──────── Entries supplied ────────

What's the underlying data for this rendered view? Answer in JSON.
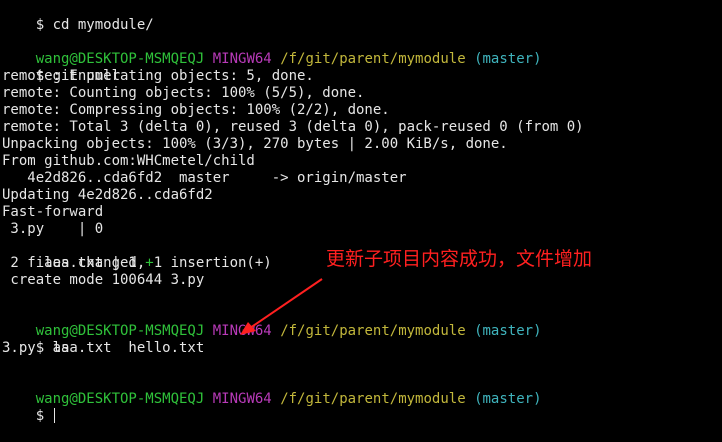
{
  "terminal": {
    "cmd_cd": "$ cd mymodule/",
    "prompt_user": "wang@DESKTOP-MSMQEQJ",
    "prompt_system": "MINGW64",
    "prompt_path": "/f/git/parent/mymodule",
    "prompt_branch": "(master)",
    "cmd_git_pull": "$ git pull",
    "out_enumerating": "remote: Enumerating objects: 5, done.",
    "out_counting": "remote: Counting objects: 100% (5/5), done.",
    "out_compressing": "remote: Compressing objects: 100% (2/2), done.",
    "out_total": "remote: Total 3 (delta 0), reused 3 (delta 0), pack-reused 0 (from 0)",
    "out_unpacking": "Unpacking objects: 100% (3/3), 270 bytes | 2.00 KiB/s, done.",
    "out_from": "From github.com:WHCmetel/child",
    "out_ref_update": "   4e2d826..cda6fd2  master     -> origin/master",
    "out_updating": "Updating 4e2d826..cda6fd2",
    "out_fast_forward": "Fast-forward",
    "out_file1": " 3.py    | 0",
    "out_file2_prefix": " aaa.txt | 1 ",
    "out_file2_plus": "+",
    "out_summary": " 2 files changed, 1 insertion(+)",
    "out_create": " create mode 100644 3.py",
    "cmd_ls": "$ ls",
    "out_ls": "3.py  aaa.txt  hello.txt",
    "cmd_final": "$ "
  },
  "annotation": {
    "text": "更新子项目内容成功，文件增加",
    "color": "#ff2020"
  },
  "colors": {
    "background": "#000000",
    "text": "#e6e6e6",
    "user": "#2fc13a",
    "system": "#b83ab8",
    "path": "#c2b73b",
    "branch": "#3fb4bd"
  }
}
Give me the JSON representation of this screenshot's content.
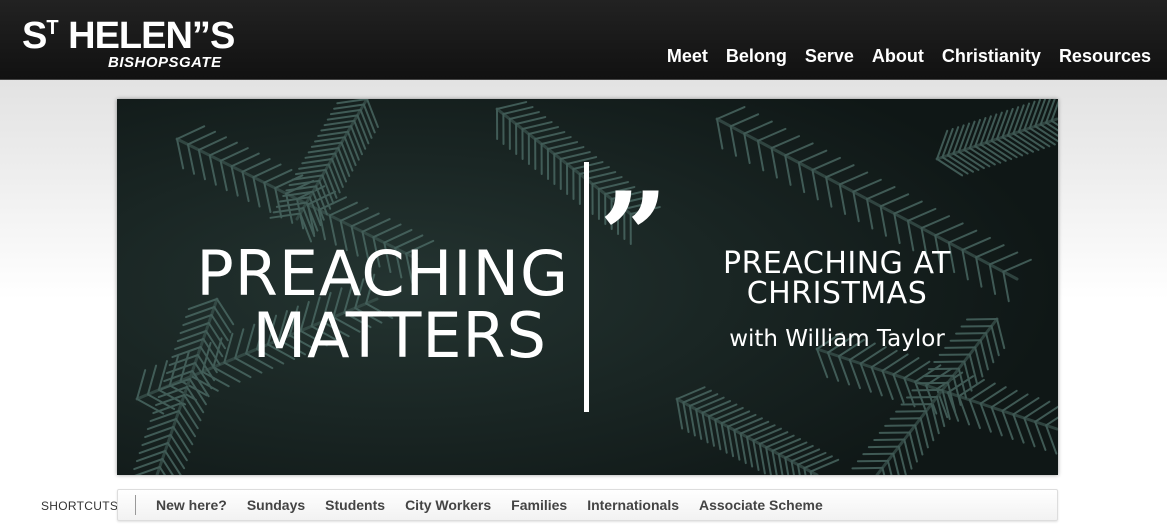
{
  "header": {
    "logo": {
      "main": "ST HELEN",
      "super": "T",
      "prefix": "S",
      "rest": " HELEN”",
      "end": "S",
      "sub": "BISHOPSGATE"
    },
    "nav": [
      "Meet",
      "Belong",
      "Serve",
      "About",
      "Christianity",
      "Resources"
    ]
  },
  "banner": {
    "title_line1": "PREACHING",
    "title_line2": "MATTERS",
    "quote_mark": "”",
    "subtitle": "PREACHING AT CHRISTMAS",
    "subtitle_line1": "PREACHING AT",
    "subtitle_line2": "CHRISTMAS",
    "with_text": "with William Taylor"
  },
  "shortcuts": {
    "label": "SHORTCUTS",
    "items": [
      "New here?",
      "Sundays",
      "Students",
      "City Workers",
      "Families",
      "Internationals",
      "Associate Scheme"
    ]
  }
}
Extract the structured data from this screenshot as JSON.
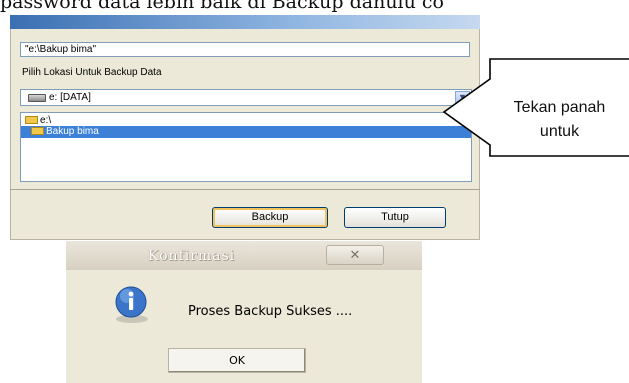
{
  "document": {
    "heading_fragment": "password data lebih baik di Backup dahulu co"
  },
  "backup_dialog": {
    "path_value": "\"e:\\Bakup bima\"",
    "location_label": "Pilih Lokasi Untuk Backup Data",
    "drive_selected": "e: [DATA]",
    "folders": {
      "root": "e:\\",
      "selected": "Bakup bima"
    },
    "backup_button": "Backup",
    "close_button": "Tutup"
  },
  "callout": {
    "line1": "Tekan panah",
    "line2": "untuk"
  },
  "confirmation_dialog": {
    "title": "Konfirmasi",
    "close_glyph": "✕",
    "message": "Proses Backup Sukses ....",
    "ok_button": "OK"
  },
  "icons": {
    "drive": "hard-drive-icon",
    "folder": "folder-icon",
    "dropdown": "chevron-down-icon",
    "info": "info-icon",
    "close": "close-icon"
  },
  "colors": {
    "selection": "#3d80d8",
    "dialog_bg": "#ece9d8",
    "focus_ring": "#f2c35d"
  }
}
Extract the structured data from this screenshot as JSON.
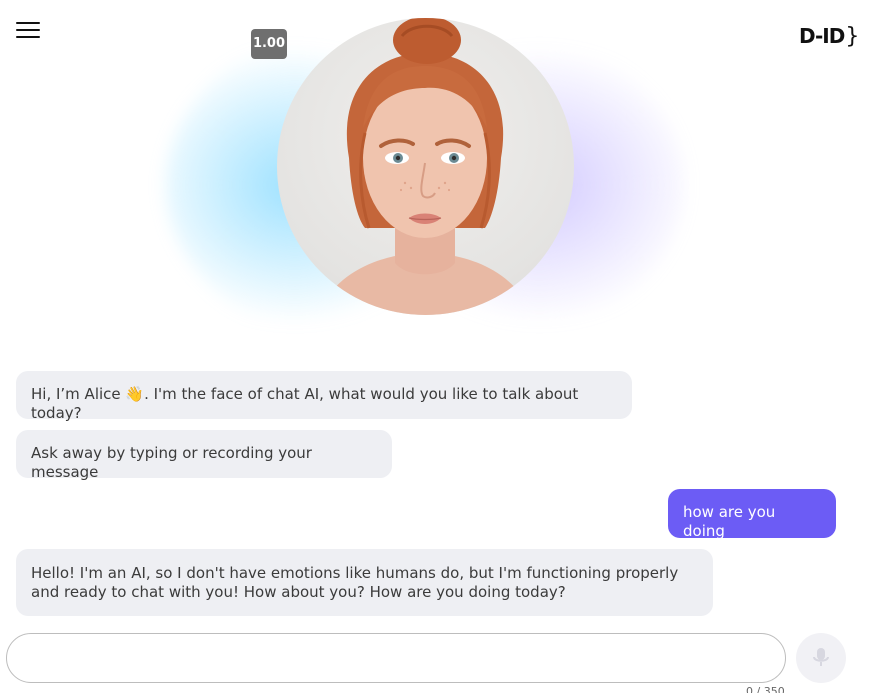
{
  "header": {
    "menu_icon": "hamburger-menu-icon",
    "logo_text": "D-ID",
    "logo_brace": "}"
  },
  "avatar": {
    "speed_label": "1.00"
  },
  "chat": {
    "messages": [
      {
        "role": "assistant",
        "text": "Hi, I’m Alice 👋. I'm the face of chat AI, what would you like to talk about today?"
      },
      {
        "role": "assistant",
        "text": "Ask away by typing or recording your message"
      },
      {
        "role": "user",
        "text": "how are you doing"
      },
      {
        "role": "assistant",
        "text": "Hello! I'm an AI, so I don't have emotions like humans do, but I'm functioning properly and ready to chat with you! How about you? How are you doing today?"
      }
    ]
  },
  "composer": {
    "placeholder": "",
    "value": "",
    "counter": "0 / 350",
    "mic_icon": "microphone-icon"
  },
  "colors": {
    "user_bubble": "#6c5cf5",
    "assistant_bubble": "#eeeff3"
  }
}
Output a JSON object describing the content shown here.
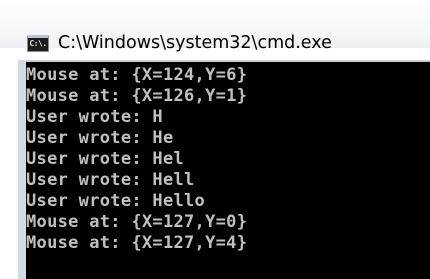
{
  "window": {
    "title": "C:\\Windows\\system32\\cmd.exe",
    "icon": "cmd-console-icon",
    "icon_glyph": "C:\\."
  },
  "console": {
    "text_color": "#c0c0c0",
    "background_color": "#000000",
    "lines": [
      "Mouse at: {X=124,Y=6}",
      "Mouse at: {X=126,Y=1}",
      "User wrote: H",
      "User wrote: He",
      "User wrote: Hel",
      "User wrote: Hell",
      "User wrote: Hello",
      "Mouse at: {X=127,Y=0}",
      "Mouse at: {X=127,Y=4}"
    ]
  }
}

────────

**What the task asks**
Print every entry above again without changing a word, and omit the pictures.

**Result below**
What's the underlying data for this rendered view? Answer in JSON.
{
  "terminal": {
    "cmd_cd": "$ cd mymodule/",
    "prompt_user": "wang@DESKTOP-MSMQEQJ",
    "prompt_system": "MINGW64",
    "prompt_path": "/f/git/parent/mymodule",
    "prompt_branch": "(master)",
    "cmd_git_pull": "$ git pull",
    "out_enumerating": "remote: Enumerating objects: 5, done.",
    "out_counting": "remote: Counting objects: 100% (5/5), done.",
    "out_compressing": "remote: Compressing objects: 100% (2/2), done.",
    "out_total": "remote: Total 3 (delta 0), reused 3 (delta 0), pack-reused 0 (from 0)",
    "out_unpacking": "Unpacking objects: 100% (3/3), 270 bytes | 2.00 KiB/s, done.",
    "out_from": "From github.com:WHCmetel/child",
    "out_ref_update": "   4e2d826..cda6fd2  master     -> origin/master",
    "out_updating": "Updating 4e2d826..cda6fd2",
    "out_fast_forward": "Fast-forward",
    "out_file1": " 3.py    | 0",
    "out_file2_prefix": " aaa.txt | 1 ",
    "out_file2_plus": "+",
    "out_summary": " 2 files changed, 1 insertion(+)",
    "out_create": " create mode 100644 3.py",
    "cmd_ls": "$ ls",
    "out_ls": "3.py  aaa.txt  hello.txt",
    "cmd_final": "$ "
  },
  "annotation": {
    "text": "更新子项目内容成功，文件增加",
    "color": "#ff2020"
  },
  "colors": {
    "background": "#000000",
    "text": "#e6e6e6",
    "user": "#2fc13a",
    "system": "#b83ab8",
    "path": "#c2b73b",
    "branch": "#3fb4bd"
  }
}
Give me the JSON representation of this screenshot's content.
{
  "header": {
    "logo": {
      "main": "ST HELEN",
      "super": "T",
      "prefix": "S",
      "rest": " HELEN”",
      "end": "S",
      "sub": "BISHOPSGATE"
    },
    "nav": [
      "Meet",
      "Belong",
      "Serve",
      "About",
      "Christianity",
      "Resources"
    ]
  },
  "banner": {
    "title_line1": "PREACHING",
    "title_line2": "MATTERS",
    "quote_mark": "”",
    "subtitle": "PREACHING AT CHRISTMAS",
    "subtitle_line1": "PREACHING AT",
    "subtitle_line2": "CHRISTMAS",
    "with_text": "with William Taylor"
  },
  "shortcuts": {
    "label": "SHORTCUTS",
    "items": [
      "New here?",
      "Sundays",
      "Students",
      "City Workers",
      "Families",
      "Internationals",
      "Associate Scheme"
    ]
  }
}
Extract the structured data from this screenshot as JSON.
{
  "document": {
    "heading_fragment": "password data lebih baik di Backup dahulu co"
  },
  "backup_dialog": {
    "path_value": "\"e:\\Bakup bima\"",
    "location_label": "Pilih Lokasi Untuk Backup Data",
    "drive_selected": "e: [DATA]",
    "folders": {
      "root": "e:\\",
      "selected": "Bakup bima"
    },
    "backup_button": "Backup",
    "close_button": "Tutup"
  },
  "callout": {
    "line1": "Tekan panah",
    "line2": "untuk"
  },
  "confirmation_dialog": {
    "title": "Konfirmasi",
    "close_glyph": "✕",
    "message": "Proses Backup Sukses ....",
    "ok_button": "OK"
  },
  "icons": {
    "drive": "hard-drive-icon",
    "folder": "folder-icon",
    "dropdown": "chevron-down-icon",
    "info": "info-icon",
    "close": "close-icon"
  },
  "colors": {
    "selection": "#3d80d8",
    "dialog_bg": "#ece9d8",
    "focus_ring": "#f2c35d"
  }
}
Extract the structured data from this screenshot as JSON.
{
  "header": {
    "menu_icon": "hamburger-menu-icon",
    "logo_text": "D-ID",
    "logo_brace": "}"
  },
  "avatar": {
    "speed_label": "1.00"
  },
  "chat": {
    "messages": [
      {
        "role": "assistant",
        "text": "Hi, I’m Alice 👋. I'm the face of chat AI, what would you like to talk about today?"
      },
      {
        "role": "assistant",
        "text": "Ask away by typing or recording your message"
      },
      {
        "role": "user",
        "text": "how are you doing"
      },
      {
        "role": "assistant",
        "text": "Hello! I'm an AI, so I don't have emotions like humans do, but I'm functioning properly and ready to chat with you! How about you? How are you doing today?"
      }
    ]
  },
  "composer": {
    "placeholder": "",
    "value": "",
    "counter": "0 / 350",
    "mic_icon": "microphone-icon"
  },
  "colors": {
    "user_bubble": "#6c5cf5",
    "assistant_bubble": "#eeeff3"
  }
}
Output a JSON object describing the content shown here.
{
  "window": {
    "title": "C:\\Windows\\system32\\cmd.exe",
    "icon": "cmd-console-icon",
    "icon_glyph": "C:\\."
  },
  "console": {
    "text_color": "#c0c0c0",
    "background_color": "#000000",
    "lines": [
      "Mouse at: {X=124,Y=6}",
      "Mouse at: {X=126,Y=1}",
      "User wrote: H",
      "User wrote: He",
      "User wrote: Hel",
      "User wrote: Hell",
      "User wrote: Hello",
      "Mouse at: {X=127,Y=0}",
      "Mouse at: {X=127,Y=4}"
    ]
  }
}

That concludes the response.